* PROBLEM DESCRIPTION *
Put the stretch from the line containing "Patent image size: (994, 999)." through the line containing "The lower cap 81 is at (260, 670)." into a Markdown table with the columns Row and Line. Number each row and leave out blank lines.

* RAW RECORDS *
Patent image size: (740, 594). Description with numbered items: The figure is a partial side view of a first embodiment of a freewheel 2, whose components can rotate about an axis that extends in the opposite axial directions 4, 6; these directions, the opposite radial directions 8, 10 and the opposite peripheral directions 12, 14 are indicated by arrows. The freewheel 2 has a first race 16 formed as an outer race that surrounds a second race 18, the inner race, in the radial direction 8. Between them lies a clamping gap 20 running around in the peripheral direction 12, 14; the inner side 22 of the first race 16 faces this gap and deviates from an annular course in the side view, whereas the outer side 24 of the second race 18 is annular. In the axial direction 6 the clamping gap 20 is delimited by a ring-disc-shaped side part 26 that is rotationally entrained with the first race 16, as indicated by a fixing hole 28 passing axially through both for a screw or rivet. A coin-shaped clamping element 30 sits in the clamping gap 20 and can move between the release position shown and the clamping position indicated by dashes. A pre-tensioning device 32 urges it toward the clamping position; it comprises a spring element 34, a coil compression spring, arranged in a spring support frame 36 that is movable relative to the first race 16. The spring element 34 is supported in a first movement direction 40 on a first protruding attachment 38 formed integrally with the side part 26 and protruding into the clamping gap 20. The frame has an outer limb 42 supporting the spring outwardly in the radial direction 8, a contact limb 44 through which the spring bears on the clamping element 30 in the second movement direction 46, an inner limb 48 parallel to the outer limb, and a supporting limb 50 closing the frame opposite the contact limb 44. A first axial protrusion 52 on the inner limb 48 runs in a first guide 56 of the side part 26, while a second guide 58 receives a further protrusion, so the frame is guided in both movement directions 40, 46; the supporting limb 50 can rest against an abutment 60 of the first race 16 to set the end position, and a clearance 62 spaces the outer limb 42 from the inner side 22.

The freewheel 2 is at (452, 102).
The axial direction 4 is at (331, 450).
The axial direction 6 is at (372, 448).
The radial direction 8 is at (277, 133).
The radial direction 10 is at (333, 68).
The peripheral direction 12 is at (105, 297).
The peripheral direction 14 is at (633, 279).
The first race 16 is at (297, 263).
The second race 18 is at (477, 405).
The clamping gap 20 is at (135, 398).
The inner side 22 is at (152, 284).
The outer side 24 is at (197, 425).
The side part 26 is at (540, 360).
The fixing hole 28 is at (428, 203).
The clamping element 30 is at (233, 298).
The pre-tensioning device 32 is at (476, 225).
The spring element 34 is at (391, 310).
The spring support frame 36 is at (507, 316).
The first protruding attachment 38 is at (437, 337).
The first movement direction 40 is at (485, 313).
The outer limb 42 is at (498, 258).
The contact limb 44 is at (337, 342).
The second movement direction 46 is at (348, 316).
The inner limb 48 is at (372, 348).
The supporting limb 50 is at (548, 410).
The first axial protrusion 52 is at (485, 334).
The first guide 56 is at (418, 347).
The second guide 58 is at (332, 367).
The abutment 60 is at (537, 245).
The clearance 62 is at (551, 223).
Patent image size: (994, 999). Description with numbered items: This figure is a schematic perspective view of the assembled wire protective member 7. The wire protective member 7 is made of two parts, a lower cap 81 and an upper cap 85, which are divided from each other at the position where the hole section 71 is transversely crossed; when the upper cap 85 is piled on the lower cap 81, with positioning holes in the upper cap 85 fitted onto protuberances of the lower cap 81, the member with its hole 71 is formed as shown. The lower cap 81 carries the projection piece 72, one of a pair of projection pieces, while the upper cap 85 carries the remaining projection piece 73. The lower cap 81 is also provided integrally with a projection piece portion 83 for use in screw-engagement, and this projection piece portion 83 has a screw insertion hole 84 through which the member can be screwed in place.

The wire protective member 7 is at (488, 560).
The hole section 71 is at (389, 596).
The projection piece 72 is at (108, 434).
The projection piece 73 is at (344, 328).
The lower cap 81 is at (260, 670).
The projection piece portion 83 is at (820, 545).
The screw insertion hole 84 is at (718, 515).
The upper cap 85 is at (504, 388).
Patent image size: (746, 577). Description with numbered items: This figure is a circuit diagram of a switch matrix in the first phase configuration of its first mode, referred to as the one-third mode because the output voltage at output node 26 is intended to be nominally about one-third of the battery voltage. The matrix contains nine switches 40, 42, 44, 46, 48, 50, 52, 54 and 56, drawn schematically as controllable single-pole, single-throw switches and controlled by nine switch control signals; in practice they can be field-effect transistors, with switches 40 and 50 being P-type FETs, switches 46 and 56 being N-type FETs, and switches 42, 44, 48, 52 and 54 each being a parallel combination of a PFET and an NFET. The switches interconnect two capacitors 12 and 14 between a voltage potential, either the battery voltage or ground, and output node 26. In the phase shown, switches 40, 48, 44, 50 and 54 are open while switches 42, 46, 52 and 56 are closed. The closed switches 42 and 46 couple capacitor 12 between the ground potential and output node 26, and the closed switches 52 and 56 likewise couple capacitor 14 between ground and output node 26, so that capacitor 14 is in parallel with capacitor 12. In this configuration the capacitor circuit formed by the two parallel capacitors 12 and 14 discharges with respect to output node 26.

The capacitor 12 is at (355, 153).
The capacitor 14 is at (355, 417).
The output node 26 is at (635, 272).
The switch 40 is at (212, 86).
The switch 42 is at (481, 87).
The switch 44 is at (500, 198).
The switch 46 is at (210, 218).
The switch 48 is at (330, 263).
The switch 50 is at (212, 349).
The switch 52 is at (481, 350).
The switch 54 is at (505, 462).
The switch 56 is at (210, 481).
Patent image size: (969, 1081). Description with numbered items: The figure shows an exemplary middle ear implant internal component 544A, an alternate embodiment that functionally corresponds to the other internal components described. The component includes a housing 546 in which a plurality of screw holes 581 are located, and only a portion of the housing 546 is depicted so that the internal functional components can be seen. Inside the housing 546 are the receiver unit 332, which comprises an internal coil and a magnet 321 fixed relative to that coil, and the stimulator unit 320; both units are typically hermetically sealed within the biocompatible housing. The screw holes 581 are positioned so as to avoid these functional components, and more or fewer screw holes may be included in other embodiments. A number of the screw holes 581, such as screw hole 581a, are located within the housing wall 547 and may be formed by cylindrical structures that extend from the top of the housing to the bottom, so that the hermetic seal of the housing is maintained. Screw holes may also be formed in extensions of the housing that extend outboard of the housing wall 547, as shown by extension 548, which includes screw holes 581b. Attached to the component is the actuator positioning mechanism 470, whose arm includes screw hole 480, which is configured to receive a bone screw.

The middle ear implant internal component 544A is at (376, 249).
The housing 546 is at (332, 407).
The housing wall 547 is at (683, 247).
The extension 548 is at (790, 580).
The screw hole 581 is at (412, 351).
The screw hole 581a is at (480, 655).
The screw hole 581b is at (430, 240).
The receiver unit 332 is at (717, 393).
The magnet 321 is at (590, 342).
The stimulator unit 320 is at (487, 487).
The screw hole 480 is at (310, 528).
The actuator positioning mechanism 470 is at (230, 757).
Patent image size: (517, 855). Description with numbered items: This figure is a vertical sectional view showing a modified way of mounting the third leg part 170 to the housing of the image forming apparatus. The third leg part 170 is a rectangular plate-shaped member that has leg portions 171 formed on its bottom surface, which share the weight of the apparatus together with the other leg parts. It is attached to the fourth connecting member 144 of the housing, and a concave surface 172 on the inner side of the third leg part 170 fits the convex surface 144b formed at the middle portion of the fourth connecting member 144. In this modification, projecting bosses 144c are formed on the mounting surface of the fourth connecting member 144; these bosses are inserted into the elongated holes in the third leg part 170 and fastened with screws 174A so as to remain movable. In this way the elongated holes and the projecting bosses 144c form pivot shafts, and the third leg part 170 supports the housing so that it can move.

* EXERCISE OUTPUT *
| Row | Line |
|---|---|
| 1 | Patent image size: (994, 999). Description with numbered items: This figure is a schematic perspective view of the assembled wire protective member 7. The wire protective member 7 is made of two parts, a lower cap 81 and an upper cap 85, which are divided from each other at the position where the hole section 71 is transversely crossed; when the upper cap 85 is piled on the lower cap 81, with positioning holes in the upper cap 85 fitted onto protuberances of the lower cap 81, the member with its hole 71 is formed as shown. The lower cap 81 carries the projection piece 72, one of a pair of projection pieces, while the upper cap 85 carries the remaining projection piece 73. The lower cap 81 is also provided integrally with a projection piece portion 83 for use in screw-engagement, and this projection piece portion 83 has a screw insertion hole 84 through which the member can be screwed in place. |
| 2 | The wire protective member 7 is at (488, 560). |
| 3 | The hole section 71 is at (389, 596). |
| 4 | The projection piece 72 is at (108, 434). |
| 5 | The projection piece 73 is at (344, 328). |
| 6 | The lower cap 81 is at (260, 670). |